╭─ Provided records

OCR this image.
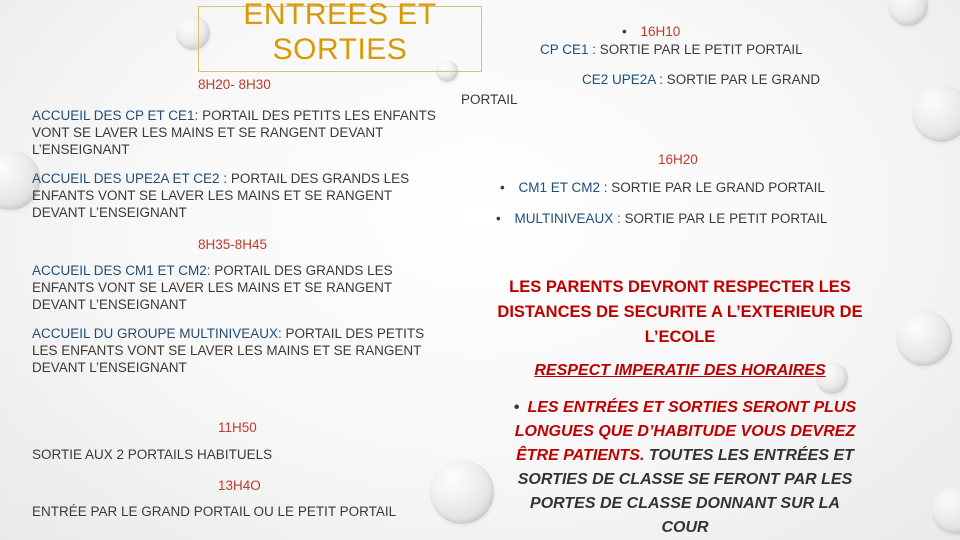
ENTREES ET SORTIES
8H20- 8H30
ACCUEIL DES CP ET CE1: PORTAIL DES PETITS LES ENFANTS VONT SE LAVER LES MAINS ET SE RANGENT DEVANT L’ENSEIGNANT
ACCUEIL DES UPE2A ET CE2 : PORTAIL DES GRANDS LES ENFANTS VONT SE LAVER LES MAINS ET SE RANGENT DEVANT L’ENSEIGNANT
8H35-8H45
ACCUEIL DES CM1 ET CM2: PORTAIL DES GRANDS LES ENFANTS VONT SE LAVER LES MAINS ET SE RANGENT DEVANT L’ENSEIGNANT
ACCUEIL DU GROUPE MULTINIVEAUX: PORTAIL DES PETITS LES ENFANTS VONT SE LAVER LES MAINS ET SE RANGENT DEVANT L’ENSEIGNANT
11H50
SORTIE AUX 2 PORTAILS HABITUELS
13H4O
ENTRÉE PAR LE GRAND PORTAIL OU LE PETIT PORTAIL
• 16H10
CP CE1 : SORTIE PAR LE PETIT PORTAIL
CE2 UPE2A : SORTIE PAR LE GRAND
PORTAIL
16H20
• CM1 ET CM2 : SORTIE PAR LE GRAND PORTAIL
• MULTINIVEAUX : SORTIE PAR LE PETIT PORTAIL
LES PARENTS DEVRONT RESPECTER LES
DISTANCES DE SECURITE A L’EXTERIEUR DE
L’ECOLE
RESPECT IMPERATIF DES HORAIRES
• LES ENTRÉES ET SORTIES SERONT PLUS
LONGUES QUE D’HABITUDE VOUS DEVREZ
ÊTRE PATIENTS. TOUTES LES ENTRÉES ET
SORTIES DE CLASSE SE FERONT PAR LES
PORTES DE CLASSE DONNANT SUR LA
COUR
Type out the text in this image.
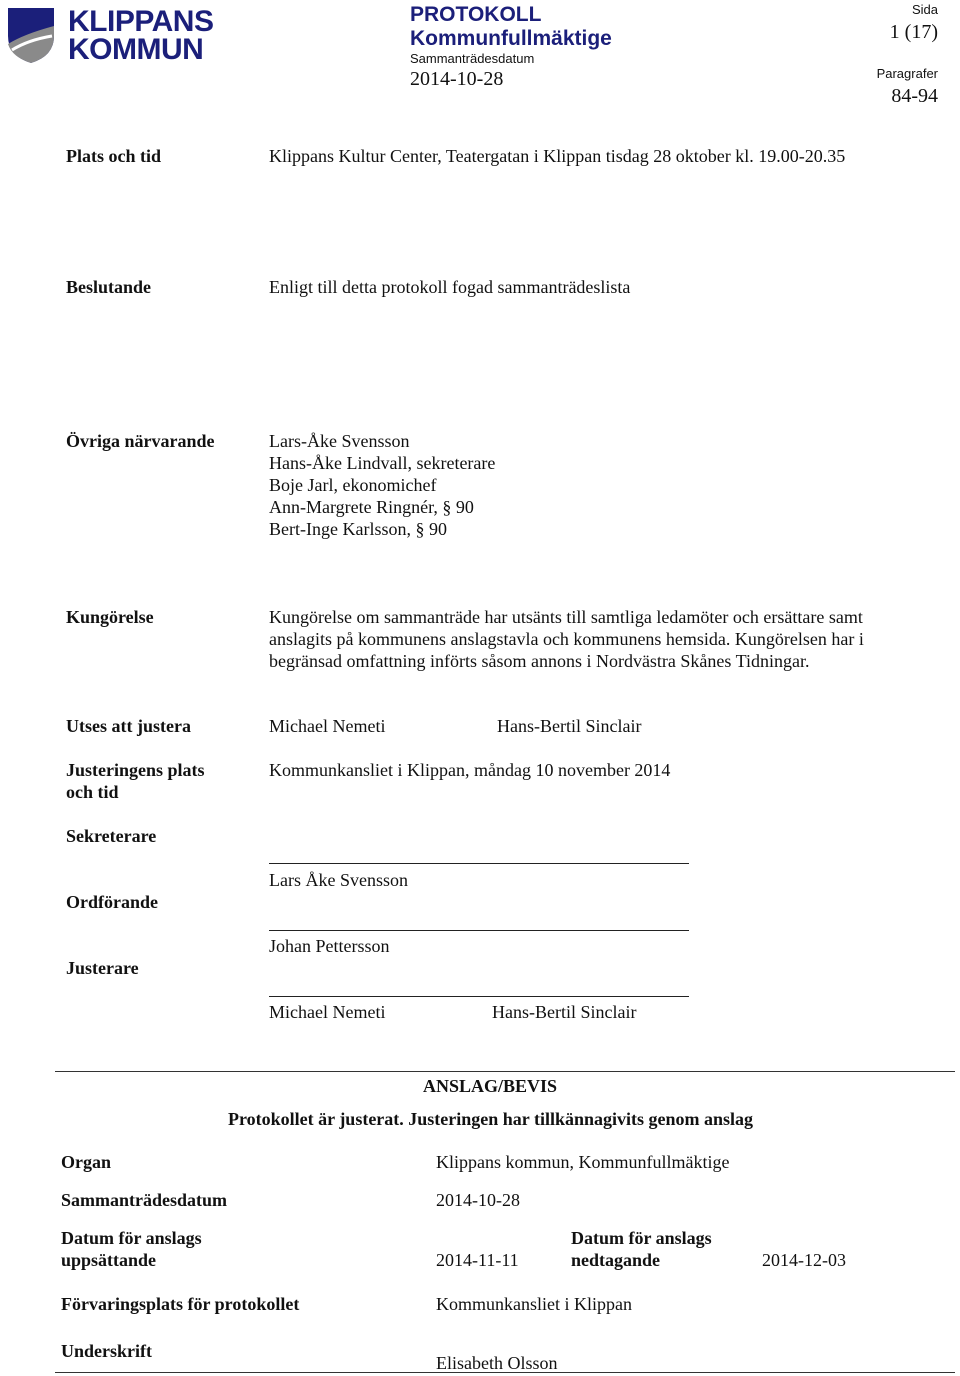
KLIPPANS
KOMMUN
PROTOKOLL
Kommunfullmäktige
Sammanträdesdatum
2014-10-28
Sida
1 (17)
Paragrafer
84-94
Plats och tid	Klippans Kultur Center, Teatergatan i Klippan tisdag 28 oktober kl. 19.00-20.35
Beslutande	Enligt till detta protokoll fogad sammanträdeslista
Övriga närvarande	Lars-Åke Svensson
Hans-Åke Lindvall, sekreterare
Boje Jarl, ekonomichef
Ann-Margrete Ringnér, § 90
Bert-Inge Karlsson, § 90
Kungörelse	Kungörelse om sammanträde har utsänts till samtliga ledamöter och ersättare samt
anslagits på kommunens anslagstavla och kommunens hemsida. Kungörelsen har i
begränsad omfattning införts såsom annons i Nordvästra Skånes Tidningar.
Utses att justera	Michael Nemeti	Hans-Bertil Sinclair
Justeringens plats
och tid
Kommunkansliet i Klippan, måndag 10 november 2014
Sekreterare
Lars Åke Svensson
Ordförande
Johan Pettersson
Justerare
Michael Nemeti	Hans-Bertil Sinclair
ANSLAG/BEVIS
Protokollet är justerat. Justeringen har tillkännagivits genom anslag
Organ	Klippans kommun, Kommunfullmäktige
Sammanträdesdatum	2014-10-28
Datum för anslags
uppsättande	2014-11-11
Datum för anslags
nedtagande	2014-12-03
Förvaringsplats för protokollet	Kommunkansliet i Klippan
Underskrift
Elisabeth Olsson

╰─

Work required
The answer must be every line of the listing that holds the word "Lars".

Solved exercise
Övriga närvarande	Lars-Åke Svensson
Lars Åke Svensson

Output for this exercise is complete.